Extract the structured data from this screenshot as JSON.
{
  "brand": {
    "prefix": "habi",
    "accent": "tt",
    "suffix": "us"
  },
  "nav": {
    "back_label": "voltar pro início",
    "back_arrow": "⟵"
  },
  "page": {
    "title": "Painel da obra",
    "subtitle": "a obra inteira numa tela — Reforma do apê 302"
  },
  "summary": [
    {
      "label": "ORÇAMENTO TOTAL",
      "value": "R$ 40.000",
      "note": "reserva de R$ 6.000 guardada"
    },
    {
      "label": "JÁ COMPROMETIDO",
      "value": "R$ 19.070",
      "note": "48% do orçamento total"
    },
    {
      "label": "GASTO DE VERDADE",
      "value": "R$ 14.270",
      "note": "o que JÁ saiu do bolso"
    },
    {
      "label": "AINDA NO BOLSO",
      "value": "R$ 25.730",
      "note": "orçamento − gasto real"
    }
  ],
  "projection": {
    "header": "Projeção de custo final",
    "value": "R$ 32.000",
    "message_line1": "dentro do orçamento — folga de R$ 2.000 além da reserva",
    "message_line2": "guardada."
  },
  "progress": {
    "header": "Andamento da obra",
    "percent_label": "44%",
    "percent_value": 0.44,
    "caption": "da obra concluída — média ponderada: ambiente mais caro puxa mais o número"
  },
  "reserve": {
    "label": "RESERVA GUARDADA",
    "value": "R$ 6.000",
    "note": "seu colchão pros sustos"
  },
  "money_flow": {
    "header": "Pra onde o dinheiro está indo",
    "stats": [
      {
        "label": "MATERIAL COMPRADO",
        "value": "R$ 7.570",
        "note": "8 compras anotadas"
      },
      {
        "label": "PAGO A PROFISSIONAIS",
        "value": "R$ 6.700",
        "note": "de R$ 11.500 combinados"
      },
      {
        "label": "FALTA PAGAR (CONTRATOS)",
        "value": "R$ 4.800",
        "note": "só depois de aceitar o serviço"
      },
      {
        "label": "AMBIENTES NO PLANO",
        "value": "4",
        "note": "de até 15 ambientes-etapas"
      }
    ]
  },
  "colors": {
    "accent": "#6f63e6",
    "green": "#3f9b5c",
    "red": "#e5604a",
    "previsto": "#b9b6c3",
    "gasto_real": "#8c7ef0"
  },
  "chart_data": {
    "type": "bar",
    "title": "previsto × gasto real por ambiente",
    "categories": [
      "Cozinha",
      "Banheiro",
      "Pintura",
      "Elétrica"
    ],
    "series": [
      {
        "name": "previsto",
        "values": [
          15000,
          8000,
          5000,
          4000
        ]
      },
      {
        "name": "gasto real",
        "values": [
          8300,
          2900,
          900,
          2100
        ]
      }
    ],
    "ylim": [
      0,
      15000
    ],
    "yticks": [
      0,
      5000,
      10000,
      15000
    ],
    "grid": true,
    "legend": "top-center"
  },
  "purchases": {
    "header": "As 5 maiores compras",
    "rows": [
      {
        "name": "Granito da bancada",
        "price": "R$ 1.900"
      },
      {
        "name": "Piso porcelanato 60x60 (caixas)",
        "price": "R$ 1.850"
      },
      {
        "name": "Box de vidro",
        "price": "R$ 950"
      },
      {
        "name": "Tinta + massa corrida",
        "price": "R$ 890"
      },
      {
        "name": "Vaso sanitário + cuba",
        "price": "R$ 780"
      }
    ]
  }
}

++++++++++

# [SHORT PROBLEM]
Write out all the lines again, exactly as they are.

# [SOLUTION FOR THIS TASK]
Extract the structured data from this screenshot as JSON.
{
  "brand": {
    "prefix": "habi",
    "accent": "tt",
    "suffix": "us"
  },
  "nav": {
    "back_label": "voltar pro início",
    "back_arrow": "⟵"
  },
  "page": {
    "title": "Painel da obra",
    "subtitle": "a obra inteira numa tela — Reforma do apê 302"
  },
  "summary": [
    {
      "label": "ORÇAMENTO TOTAL",
      "value": "R$ 40.000",
      "note": "reserva de R$ 6.000 guardada"
    },
    {
      "label": "JÁ COMPROMETIDO",
      "value": "R$ 19.070",
      "note": "48% do orçamento total"
    },
    {
      "label": "GASTO DE VERDADE",
      "value": "R$ 14.270",
      "note": "o que JÁ saiu do bolso"
    },
    {
      "label": "AINDA NO BOLSO",
      "value": "R$ 25.730",
      "note": "orçamento − gasto real"
    }
  ],
  "projection": {
    "header": "Projeção de custo final",
    "value": "R$ 32.000",
    "message_line1": "dentro do orçamento — folga de R$ 2.000 além da reserva",
    "message_line2": "guardada."
  },
  "progress": {
    "header": "Andamento da obra",
    "percent_label": "44%",
    "percent_value": 0.44,
    "caption": "da obra concluída — média ponderada: ambiente mais caro puxa mais o número"
  },
  "reserve": {
    "label": "RESERVA GUARDADA",
    "value": "R$ 6.000",
    "note": "seu colchão pros sustos"
  },
  "money_flow": {
    "header": "Pra onde o dinheiro está indo",
    "stats": [
      {
        "label": "MATERIAL COMPRADO",
        "value": "R$ 7.570",
        "note": "8 compras anotadas"
      },
      {
        "label": "PAGO A PROFISSIONAIS",
        "value": "R$ 6.700",
        "note": "de R$ 11.500 combinados"
      },
      {
        "label": "FALTA PAGAR (CONTRATOS)",
        "value": "R$ 4.800",
        "note": "só depois de aceitar o serviço"
      },
      {
        "label": "AMBIENTES NO PLANO",
        "value": "4",
        "note": "de até 15 ambientes-etapas"
      }
    ]
  },
  "colors": {
    "accent": "#6f63e6",
    "green": "#3f9b5c",
    "red": "#e5604a",
    "previsto": "#b9b6c3",
    "gasto_real": "#8c7ef0"
  },
  "chart_data": {
    "type": "bar",
    "title": "previsto × gasto real por ambiente",
    "categories": [
      "Cozinha",
      "Banheiro",
      "Pintura",
      "Elétrica"
    ],
    "series": [
      {
        "name": "previsto",
        "values": [
          15000,
          8000,
          5000,
          4000
        ]
      },
      {
        "name": "gasto real",
        "values": [
          8300,
          2900,
          900,
          2100
        ]
      }
    ],
    "ylim": [
      0,
      15000
    ],
    "yticks": [
      0,
      5000,
      10000,
      15000
    ],
    "grid": true,
    "legend": "top-center"
  },
  "purchases": {
    "header": "As 5 maiores compras",
    "rows": [
      {
        "name": "Granito da bancada",
        "price": "R$ 1.900"
      },
      {
        "name": "Piso porcelanato 60x60 (caixas)",
        "price": "R$ 1.850"
      },
      {
        "name": "Box de vidro",
        "price": "R$ 950"
      },
      {
        "name": "Tinta + massa corrida",
        "price": "R$ 890"
      },
      {
        "name": "Vaso sanitário + cuba",
        "price": "R$ 780"
      }
    ]
  }
}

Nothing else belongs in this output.